▶ WRITTEN INSTRUCTION: In the data that follows, count the lines in which the word "JSON" occurs, and report that figure alone.

----

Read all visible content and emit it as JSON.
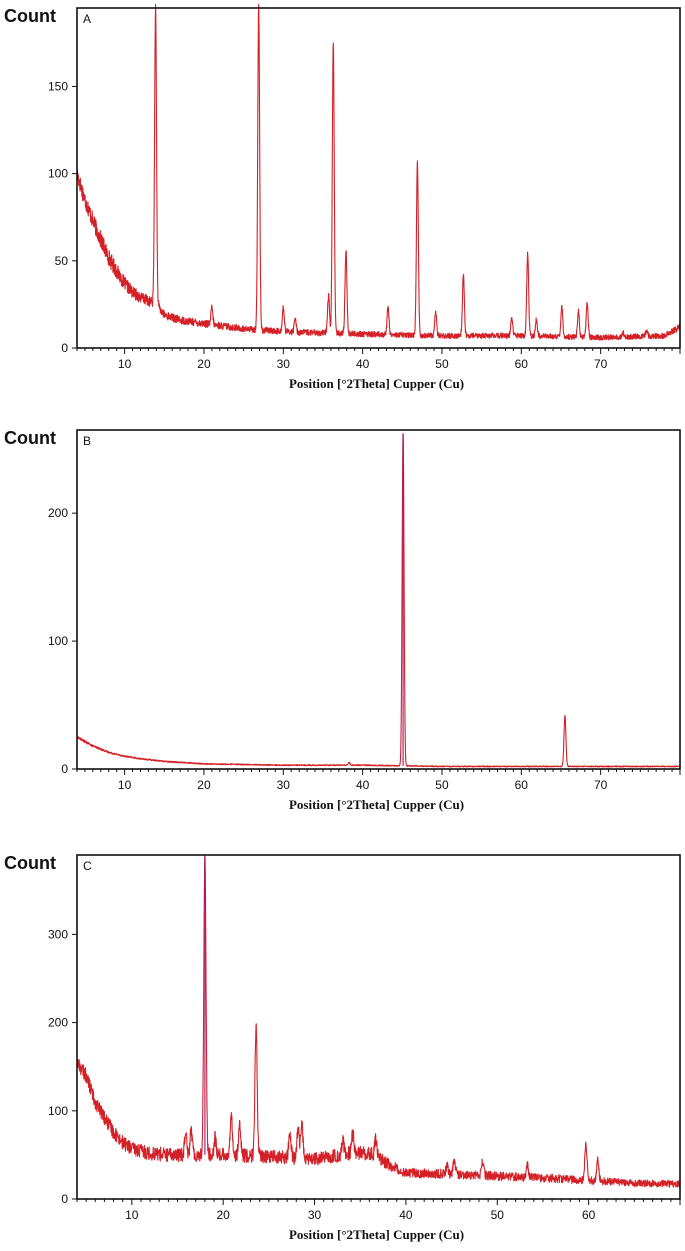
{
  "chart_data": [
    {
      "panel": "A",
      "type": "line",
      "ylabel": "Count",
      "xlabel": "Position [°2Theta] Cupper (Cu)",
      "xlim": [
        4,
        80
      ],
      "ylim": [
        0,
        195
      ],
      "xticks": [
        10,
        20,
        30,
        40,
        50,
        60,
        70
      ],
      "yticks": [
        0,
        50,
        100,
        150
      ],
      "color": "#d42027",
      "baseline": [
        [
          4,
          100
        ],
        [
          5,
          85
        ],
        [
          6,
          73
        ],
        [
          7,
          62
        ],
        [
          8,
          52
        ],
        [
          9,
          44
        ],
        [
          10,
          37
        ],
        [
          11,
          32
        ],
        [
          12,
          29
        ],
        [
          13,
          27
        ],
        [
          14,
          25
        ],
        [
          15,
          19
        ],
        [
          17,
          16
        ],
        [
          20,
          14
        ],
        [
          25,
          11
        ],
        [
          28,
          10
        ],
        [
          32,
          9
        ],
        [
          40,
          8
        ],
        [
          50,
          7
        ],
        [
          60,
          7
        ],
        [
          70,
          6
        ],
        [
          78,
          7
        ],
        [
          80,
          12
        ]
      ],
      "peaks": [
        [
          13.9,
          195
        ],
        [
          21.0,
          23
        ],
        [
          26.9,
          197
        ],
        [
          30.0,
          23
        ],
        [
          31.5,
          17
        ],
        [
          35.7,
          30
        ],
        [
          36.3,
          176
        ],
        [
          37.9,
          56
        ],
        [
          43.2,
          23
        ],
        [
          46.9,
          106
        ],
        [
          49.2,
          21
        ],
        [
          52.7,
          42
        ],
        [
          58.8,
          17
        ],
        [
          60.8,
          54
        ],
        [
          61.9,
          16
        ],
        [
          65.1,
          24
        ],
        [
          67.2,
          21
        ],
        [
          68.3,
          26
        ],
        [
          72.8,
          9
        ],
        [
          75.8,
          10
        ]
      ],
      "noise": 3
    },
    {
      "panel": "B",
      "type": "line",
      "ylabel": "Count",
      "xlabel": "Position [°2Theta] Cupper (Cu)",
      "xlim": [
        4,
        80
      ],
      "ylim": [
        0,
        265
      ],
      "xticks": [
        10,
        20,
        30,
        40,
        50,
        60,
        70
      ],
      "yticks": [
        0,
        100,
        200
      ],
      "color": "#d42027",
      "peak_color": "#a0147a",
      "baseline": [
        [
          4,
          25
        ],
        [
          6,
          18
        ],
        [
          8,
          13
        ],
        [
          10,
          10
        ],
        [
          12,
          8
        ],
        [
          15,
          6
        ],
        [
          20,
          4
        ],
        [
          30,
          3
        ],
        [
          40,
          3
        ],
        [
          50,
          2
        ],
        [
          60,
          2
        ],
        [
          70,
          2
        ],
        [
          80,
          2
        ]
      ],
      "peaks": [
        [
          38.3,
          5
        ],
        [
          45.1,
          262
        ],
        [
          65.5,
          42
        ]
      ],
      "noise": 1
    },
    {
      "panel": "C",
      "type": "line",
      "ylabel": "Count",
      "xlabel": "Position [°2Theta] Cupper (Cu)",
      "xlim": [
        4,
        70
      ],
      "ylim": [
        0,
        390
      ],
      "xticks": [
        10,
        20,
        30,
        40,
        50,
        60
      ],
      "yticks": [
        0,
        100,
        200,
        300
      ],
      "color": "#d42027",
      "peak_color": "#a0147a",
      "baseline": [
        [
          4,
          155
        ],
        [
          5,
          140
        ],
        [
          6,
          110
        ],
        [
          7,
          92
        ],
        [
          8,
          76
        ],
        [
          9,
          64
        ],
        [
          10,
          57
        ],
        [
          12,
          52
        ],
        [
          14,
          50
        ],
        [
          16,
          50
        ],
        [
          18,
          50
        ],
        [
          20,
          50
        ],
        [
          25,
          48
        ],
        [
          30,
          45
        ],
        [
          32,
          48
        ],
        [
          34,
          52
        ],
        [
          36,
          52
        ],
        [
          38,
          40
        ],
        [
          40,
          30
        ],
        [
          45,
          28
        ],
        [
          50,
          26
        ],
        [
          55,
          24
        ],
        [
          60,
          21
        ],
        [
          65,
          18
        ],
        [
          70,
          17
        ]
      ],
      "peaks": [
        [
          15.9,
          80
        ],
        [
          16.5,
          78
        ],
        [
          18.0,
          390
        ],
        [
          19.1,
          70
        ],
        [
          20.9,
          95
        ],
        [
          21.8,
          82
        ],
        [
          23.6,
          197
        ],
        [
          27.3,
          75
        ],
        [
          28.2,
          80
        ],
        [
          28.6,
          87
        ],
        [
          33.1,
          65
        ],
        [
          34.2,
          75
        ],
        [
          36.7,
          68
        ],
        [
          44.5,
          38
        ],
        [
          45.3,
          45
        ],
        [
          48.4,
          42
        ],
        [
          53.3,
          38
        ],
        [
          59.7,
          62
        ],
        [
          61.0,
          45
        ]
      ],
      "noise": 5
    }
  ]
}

----

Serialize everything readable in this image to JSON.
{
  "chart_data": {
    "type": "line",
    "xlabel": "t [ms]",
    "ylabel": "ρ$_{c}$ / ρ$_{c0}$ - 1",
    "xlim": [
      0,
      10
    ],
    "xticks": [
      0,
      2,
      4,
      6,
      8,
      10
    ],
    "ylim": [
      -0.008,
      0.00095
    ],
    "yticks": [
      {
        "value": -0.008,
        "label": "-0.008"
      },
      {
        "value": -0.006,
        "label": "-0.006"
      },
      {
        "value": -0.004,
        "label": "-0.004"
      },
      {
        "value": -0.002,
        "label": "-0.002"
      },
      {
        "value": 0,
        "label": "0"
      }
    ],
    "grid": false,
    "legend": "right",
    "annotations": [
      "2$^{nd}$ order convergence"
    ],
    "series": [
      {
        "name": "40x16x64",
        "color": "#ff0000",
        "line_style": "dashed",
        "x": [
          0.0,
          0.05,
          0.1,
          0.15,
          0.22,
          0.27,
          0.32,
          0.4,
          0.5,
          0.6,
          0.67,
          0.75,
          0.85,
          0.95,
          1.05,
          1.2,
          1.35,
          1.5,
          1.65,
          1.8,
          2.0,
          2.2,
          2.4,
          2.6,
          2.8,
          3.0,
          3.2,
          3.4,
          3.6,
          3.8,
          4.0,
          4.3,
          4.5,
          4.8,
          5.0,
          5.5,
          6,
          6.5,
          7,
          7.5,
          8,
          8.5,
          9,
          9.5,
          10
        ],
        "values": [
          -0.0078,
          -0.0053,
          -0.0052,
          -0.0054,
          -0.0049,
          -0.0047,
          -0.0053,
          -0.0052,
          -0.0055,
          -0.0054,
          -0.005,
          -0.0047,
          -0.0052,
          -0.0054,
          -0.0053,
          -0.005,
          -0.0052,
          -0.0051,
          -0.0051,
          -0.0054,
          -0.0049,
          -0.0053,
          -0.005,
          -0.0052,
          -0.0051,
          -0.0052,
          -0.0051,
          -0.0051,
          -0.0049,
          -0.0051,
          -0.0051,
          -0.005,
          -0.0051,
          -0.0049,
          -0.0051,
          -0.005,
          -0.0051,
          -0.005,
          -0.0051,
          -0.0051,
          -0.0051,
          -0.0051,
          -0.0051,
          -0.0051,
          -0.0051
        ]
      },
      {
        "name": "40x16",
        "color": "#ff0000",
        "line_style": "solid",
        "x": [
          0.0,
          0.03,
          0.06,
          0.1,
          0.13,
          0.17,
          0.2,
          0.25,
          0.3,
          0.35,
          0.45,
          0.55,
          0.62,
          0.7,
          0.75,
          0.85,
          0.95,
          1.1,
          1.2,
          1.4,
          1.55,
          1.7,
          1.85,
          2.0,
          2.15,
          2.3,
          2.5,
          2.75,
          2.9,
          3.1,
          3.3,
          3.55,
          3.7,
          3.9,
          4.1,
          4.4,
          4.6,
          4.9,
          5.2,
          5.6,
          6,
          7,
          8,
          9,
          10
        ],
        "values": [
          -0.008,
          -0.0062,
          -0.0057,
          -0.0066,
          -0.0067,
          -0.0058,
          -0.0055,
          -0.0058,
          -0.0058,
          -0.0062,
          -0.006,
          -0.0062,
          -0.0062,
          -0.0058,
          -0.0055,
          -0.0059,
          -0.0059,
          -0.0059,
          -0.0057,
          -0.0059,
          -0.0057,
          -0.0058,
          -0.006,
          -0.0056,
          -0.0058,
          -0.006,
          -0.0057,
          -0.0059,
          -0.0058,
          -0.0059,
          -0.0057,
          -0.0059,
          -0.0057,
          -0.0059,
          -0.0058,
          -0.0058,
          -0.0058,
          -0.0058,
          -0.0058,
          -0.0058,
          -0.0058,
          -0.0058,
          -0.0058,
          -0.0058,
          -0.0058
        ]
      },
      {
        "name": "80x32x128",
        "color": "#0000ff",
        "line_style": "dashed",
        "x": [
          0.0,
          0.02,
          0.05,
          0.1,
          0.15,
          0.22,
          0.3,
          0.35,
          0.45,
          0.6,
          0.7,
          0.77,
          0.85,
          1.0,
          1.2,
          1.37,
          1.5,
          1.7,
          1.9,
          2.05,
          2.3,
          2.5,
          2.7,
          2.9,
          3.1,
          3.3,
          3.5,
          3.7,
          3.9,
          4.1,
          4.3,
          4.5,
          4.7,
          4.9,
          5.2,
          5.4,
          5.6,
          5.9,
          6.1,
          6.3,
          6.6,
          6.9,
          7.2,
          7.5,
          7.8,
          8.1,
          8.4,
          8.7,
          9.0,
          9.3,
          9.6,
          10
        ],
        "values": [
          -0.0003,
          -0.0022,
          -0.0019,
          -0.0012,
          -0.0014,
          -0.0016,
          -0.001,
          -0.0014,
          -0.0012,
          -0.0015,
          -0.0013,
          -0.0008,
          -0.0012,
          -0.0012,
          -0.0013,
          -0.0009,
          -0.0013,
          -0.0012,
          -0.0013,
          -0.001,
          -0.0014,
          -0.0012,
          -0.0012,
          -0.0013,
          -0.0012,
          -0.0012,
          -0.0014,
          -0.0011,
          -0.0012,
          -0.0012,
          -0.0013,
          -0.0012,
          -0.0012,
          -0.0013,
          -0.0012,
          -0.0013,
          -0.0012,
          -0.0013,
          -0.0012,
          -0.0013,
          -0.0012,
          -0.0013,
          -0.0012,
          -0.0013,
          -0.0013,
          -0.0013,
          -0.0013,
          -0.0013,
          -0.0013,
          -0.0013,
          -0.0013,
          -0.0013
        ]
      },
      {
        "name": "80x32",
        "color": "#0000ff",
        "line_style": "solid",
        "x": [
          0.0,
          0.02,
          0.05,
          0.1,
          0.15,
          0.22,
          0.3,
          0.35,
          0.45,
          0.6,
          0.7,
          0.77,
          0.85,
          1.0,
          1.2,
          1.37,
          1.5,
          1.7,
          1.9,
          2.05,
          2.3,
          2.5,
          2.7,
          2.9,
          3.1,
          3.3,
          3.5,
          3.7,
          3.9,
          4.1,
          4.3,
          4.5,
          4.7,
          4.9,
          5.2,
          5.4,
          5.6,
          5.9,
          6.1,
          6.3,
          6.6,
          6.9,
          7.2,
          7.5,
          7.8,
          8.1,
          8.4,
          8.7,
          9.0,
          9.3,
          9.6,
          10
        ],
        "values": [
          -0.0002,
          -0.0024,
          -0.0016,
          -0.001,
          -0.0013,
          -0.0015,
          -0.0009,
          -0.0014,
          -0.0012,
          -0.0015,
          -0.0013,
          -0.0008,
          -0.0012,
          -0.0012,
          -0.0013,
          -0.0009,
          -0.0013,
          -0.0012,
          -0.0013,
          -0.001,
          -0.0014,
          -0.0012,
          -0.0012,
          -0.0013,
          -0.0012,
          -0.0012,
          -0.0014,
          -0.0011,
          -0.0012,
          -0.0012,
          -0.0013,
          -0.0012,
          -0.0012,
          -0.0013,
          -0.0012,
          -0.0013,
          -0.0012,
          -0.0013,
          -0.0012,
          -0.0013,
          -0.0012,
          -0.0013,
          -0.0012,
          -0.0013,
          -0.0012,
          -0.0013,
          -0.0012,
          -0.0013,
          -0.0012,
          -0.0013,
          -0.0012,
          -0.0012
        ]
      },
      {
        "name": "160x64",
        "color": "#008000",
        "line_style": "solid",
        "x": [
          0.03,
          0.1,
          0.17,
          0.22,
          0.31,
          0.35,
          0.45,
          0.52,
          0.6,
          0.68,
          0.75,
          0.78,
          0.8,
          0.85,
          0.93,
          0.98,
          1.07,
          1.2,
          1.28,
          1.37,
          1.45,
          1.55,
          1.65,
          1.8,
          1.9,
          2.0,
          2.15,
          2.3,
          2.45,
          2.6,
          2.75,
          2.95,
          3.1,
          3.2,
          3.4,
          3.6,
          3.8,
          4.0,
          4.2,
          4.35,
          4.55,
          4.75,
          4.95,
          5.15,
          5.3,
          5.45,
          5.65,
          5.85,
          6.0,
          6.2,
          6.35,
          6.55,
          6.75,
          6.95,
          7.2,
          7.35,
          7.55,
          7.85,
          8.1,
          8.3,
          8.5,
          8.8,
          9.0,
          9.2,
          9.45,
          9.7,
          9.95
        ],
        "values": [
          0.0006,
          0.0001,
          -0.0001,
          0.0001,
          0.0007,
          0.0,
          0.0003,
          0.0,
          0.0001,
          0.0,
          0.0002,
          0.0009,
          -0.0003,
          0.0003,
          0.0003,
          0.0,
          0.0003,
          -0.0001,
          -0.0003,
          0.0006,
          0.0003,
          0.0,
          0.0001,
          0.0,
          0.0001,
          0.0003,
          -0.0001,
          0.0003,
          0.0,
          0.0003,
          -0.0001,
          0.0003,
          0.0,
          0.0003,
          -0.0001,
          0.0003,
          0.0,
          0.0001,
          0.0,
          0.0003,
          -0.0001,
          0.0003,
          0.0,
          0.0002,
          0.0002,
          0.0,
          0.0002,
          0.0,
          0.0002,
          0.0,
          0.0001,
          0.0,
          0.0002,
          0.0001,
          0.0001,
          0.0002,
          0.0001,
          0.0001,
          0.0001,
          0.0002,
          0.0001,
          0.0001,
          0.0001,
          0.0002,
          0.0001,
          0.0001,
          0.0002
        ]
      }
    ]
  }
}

----

▶ FULL SOLUTION: 2